→ **Work instructions**:
Gather all lines from the material that contain "variables".

→ **Items**:

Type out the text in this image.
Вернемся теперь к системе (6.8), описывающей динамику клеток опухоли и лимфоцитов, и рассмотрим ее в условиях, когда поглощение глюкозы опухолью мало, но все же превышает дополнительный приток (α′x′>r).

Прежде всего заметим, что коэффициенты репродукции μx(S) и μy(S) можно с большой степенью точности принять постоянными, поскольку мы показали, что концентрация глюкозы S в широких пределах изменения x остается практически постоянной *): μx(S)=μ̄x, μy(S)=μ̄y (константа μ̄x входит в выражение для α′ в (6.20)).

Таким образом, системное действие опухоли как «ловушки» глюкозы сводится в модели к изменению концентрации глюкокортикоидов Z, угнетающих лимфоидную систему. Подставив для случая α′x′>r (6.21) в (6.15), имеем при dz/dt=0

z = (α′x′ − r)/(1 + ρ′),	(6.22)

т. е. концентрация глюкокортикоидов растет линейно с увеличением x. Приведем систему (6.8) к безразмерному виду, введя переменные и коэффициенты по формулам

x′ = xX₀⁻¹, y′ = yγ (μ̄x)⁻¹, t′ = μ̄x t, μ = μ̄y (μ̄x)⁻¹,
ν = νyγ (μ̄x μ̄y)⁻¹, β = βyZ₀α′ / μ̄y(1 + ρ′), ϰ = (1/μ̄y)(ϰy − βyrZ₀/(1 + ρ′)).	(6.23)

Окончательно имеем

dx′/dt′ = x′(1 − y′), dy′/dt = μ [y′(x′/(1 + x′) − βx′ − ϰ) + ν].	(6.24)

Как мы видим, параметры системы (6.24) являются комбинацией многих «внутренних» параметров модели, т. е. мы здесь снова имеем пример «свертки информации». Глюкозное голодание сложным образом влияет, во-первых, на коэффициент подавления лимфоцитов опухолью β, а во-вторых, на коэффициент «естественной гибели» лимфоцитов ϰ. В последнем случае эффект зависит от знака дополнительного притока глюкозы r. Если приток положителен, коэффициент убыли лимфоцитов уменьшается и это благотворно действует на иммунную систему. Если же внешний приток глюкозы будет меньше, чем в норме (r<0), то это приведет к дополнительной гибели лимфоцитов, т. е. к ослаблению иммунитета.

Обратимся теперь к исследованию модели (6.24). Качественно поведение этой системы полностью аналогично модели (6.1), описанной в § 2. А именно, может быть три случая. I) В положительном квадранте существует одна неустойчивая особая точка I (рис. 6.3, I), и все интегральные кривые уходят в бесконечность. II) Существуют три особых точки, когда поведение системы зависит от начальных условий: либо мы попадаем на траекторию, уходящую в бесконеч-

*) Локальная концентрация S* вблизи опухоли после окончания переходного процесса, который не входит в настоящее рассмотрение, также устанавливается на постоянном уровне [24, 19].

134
* * *
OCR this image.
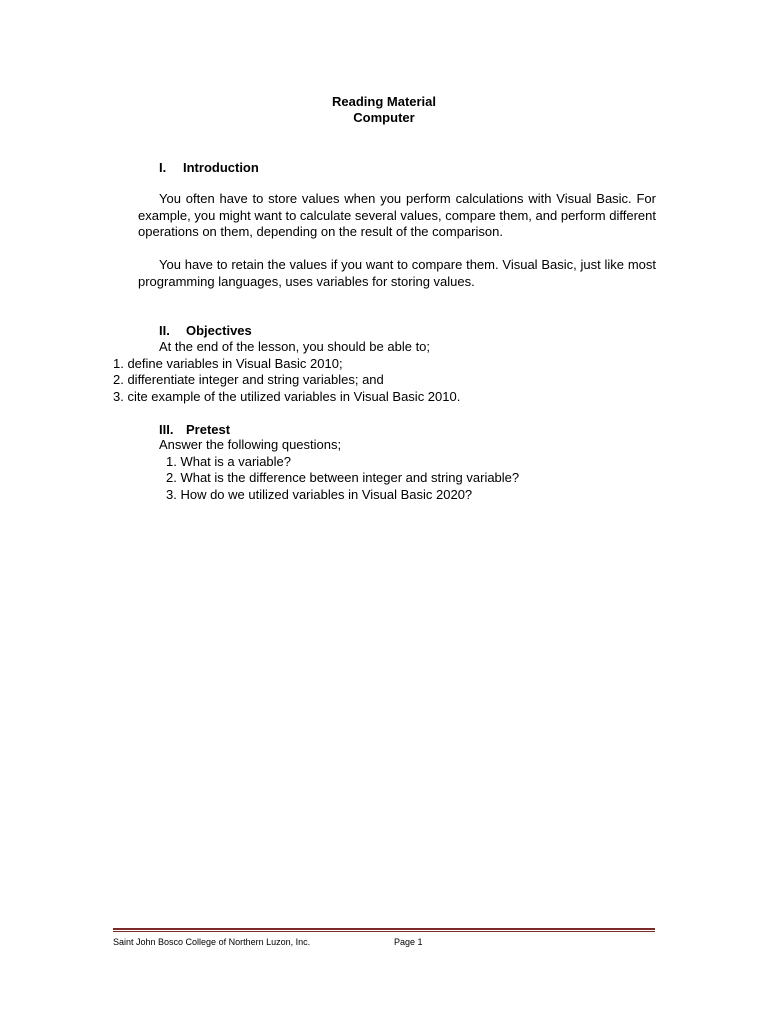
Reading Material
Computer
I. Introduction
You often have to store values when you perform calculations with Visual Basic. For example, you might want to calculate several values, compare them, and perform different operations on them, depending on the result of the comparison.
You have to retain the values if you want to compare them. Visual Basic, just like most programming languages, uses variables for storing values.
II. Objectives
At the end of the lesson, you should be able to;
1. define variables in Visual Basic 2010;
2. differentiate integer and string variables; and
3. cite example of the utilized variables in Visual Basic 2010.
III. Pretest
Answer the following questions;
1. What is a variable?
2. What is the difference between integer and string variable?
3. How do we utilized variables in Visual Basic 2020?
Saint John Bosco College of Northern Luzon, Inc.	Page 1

→ **Correct response**:
You have to retain the values if you want to compare them. Visual Basic, just like most programming languages, uses variables for storing values.
1. define variables in Visual Basic 2010;
2. differentiate integer and string variables; and
3. cite example of the utilized variables in Visual Basic 2010.
3. How do we utilized variables in Visual Basic 2020?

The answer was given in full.